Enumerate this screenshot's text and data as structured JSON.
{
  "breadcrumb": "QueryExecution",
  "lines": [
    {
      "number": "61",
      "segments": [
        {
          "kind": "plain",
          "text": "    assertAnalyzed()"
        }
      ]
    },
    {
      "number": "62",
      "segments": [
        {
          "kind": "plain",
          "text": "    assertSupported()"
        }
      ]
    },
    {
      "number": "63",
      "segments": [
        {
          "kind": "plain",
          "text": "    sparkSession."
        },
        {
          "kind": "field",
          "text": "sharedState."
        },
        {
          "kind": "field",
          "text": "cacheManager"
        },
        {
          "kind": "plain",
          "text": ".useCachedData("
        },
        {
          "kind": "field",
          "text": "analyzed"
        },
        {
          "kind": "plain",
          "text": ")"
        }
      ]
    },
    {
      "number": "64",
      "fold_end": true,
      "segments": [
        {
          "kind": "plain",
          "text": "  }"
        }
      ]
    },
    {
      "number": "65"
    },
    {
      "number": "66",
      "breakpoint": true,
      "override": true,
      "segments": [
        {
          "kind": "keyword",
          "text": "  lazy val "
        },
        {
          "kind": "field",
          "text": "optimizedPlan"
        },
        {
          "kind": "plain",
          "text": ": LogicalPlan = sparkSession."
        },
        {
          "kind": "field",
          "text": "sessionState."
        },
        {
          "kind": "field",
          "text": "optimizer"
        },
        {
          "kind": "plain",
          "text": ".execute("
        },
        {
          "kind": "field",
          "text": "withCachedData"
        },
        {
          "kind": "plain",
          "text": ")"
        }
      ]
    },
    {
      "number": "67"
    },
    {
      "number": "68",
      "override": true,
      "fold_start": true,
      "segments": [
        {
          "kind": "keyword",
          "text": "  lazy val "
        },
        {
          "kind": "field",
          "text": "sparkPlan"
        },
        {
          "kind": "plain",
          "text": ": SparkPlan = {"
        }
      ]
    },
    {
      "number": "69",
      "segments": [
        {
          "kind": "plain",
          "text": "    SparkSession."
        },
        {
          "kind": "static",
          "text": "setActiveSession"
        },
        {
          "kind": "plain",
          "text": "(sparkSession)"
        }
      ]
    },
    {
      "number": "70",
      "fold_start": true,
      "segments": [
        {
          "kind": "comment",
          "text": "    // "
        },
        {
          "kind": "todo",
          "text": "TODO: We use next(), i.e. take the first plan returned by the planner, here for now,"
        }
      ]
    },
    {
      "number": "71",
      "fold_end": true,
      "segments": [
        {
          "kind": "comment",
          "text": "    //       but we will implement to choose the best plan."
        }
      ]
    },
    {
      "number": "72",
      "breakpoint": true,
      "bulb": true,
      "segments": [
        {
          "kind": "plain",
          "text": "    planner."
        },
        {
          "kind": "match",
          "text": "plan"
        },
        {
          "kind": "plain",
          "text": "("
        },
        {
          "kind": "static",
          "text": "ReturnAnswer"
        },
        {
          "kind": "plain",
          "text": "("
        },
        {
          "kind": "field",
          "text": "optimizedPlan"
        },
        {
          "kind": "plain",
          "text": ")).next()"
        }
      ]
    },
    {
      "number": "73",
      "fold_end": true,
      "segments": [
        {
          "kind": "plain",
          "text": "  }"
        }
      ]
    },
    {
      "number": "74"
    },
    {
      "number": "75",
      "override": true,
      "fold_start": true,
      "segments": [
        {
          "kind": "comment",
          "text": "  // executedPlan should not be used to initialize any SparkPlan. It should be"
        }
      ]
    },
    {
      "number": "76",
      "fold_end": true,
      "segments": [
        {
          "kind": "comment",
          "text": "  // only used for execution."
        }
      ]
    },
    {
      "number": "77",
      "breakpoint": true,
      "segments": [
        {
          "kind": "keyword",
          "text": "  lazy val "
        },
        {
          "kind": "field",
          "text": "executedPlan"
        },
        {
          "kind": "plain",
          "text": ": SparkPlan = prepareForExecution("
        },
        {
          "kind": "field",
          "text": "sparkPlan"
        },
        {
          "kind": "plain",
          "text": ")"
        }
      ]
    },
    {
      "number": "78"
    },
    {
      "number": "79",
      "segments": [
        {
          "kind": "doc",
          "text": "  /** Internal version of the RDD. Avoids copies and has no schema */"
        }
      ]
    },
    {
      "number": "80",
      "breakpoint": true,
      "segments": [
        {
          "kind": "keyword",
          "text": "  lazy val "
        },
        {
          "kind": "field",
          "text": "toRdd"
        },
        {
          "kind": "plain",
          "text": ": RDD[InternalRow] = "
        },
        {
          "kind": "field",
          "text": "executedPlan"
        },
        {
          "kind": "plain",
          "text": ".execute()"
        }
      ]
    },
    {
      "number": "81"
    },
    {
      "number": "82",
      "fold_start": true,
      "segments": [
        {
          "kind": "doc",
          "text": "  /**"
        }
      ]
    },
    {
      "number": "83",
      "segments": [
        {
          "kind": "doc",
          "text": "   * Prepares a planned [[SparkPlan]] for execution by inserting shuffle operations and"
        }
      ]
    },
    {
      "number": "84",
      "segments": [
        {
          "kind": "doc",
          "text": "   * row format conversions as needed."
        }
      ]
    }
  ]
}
========
▶ What is asked: Working from the material above, retype it in its entirety without change.

▶ Response to the task:
Enumerate this screenshot's text and data as structured JSON.
{
  "breadcrumb": "QueryExecution",
  "lines": [
    {
      "number": "61",
      "segments": [
        {
          "kind": "plain",
          "text": "    assertAnalyzed()"
        }
      ]
    },
    {
      "number": "62",
      "segments": [
        {
          "kind": "plain",
          "text": "    assertSupported()"
        }
      ]
    },
    {
      "number": "63",
      "segments": [
        {
          "kind": "plain",
          "text": "    sparkSession."
        },
        {
          "kind": "field",
          "text": "sharedState."
        },
        {
          "kind": "field",
          "text": "cacheManager"
        },
        {
          "kind": "plain",
          "text": ".useCachedData("
        },
        {
          "kind": "field",
          "text": "analyzed"
        },
        {
          "kind": "plain",
          "text": ")"
        }
      ]
    },
    {
      "number": "64",
      "fold_end": true,
      "segments": [
        {
          "kind": "plain",
          "text": "  }"
        }
      ]
    },
    {
      "number": "65"
    },
    {
      "number": "66",
      "breakpoint": true,
      "override": true,
      "segments": [
        {
          "kind": "keyword",
          "text": "  lazy val "
        },
        {
          "kind": "field",
          "text": "optimizedPlan"
        },
        {
          "kind": "plain",
          "text": ": LogicalPlan = sparkSession."
        },
        {
          "kind": "field",
          "text": "sessionState."
        },
        {
          "kind": "field",
          "text": "optimizer"
        },
        {
          "kind": "plain",
          "text": ".execute("
        },
        {
          "kind": "field",
          "text": "withCachedData"
        },
        {
          "kind": "plain",
          "text": ")"
        }
      ]
    },
    {
      "number": "67"
    },
    {
      "number": "68",
      "override": true,
      "fold_start": true,
      "segments": [
        {
          "kind": "keyword",
          "text": "  lazy val "
        },
        {
          "kind": "field",
          "text": "sparkPlan"
        },
        {
          "kind": "plain",
          "text": ": SparkPlan = {"
        }
      ]
    },
    {
      "number": "69",
      "segments": [
        {
          "kind": "plain",
          "text": "    SparkSession."
        },
        {
          "kind": "static",
          "text": "setActiveSession"
        },
        {
          "kind": "plain",
          "text": "(sparkSession)"
        }
      ]
    },
    {
      "number": "70",
      "fold_start": true,
      "segments": [
        {
          "kind": "comment",
          "text": "    // "
        },
        {
          "kind": "todo",
          "text": "TODO: We use next(), i.e. take the first plan returned by the planner, here for now,"
        }
      ]
    },
    {
      "number": "71",
      "fold_end": true,
      "segments": [
        {
          "kind": "comment",
          "text": "    //       but we will implement to choose the best plan."
        }
      ]
    },
    {
      "number": "72",
      "breakpoint": true,
      "bulb": true,
      "segments": [
        {
          "kind": "plain",
          "text": "    planner."
        },
        {
          "kind": "match",
          "text": "plan"
        },
        {
          "kind": "plain",
          "text": "("
        },
        {
          "kind": "static",
          "text": "ReturnAnswer"
        },
        {
          "kind": "plain",
          "text": "("
        },
        {
          "kind": "field",
          "text": "optimizedPlan"
        },
        {
          "kind": "plain",
          "text": ")).next()"
        }
      ]
    },
    {
      "number": "73",
      "fold_end": true,
      "segments": [
        {
          "kind": "plain",
          "text": "  }"
        }
      ]
    },
    {
      "number": "74"
    },
    {
      "number": "75",
      "override": true,
      "fold_start": true,
      "segments": [
        {
          "kind": "comment",
          "text": "  // executedPlan should not be used to initialize any SparkPlan. It should be"
        }
      ]
    },
    {
      "number": "76",
      "fold_end": true,
      "segments": [
        {
          "kind": "comment",
          "text": "  // only used for execution."
        }
      ]
    },
    {
      "number": "77",
      "breakpoint": true,
      "segments": [
        {
          "kind": "keyword",
          "text": "  lazy val "
        },
        {
          "kind": "field",
          "text": "executedPlan"
        },
        {
          "kind": "plain",
          "text": ": SparkPlan = prepareForExecution("
        },
        {
          "kind": "field",
          "text": "sparkPlan"
        },
        {
          "kind": "plain",
          "text": ")"
        }
      ]
    },
    {
      "number": "78"
    },
    {
      "number": "79",
      "segments": [
        {
          "kind": "doc",
          "text": "  /** Internal version of the RDD. Avoids copies and has no schema */"
        }
      ]
    },
    {
      "number": "80",
      "breakpoint": true,
      "segments": [
        {
          "kind": "keyword",
          "text": "  lazy val "
        },
        {
          "kind": "field",
          "text": "toRdd"
        },
        {
          "kind": "plain",
          "text": ": RDD[InternalRow] = "
        },
        {
          "kind": "field",
          "text": "executedPlan"
        },
        {
          "kind": "plain",
          "text": ".execute()"
        }
      ]
    },
    {
      "number": "81"
    },
    {
      "number": "82",
      "fold_start": true,
      "segments": [
        {
          "kind": "doc",
          "text": "  /**"
        }
      ]
    },
    {
      "number": "83",
      "segments": [
        {
          "kind": "doc",
          "text": "   * Prepares a planned [[SparkPlan]] for execution by inserting shuffle operations and"
        }
      ]
    },
    {
      "number": "84",
      "segments": [
        {
          "kind": "doc",
          "text": "   * row format conversions as needed."
        }
      ]
    }
  ]
}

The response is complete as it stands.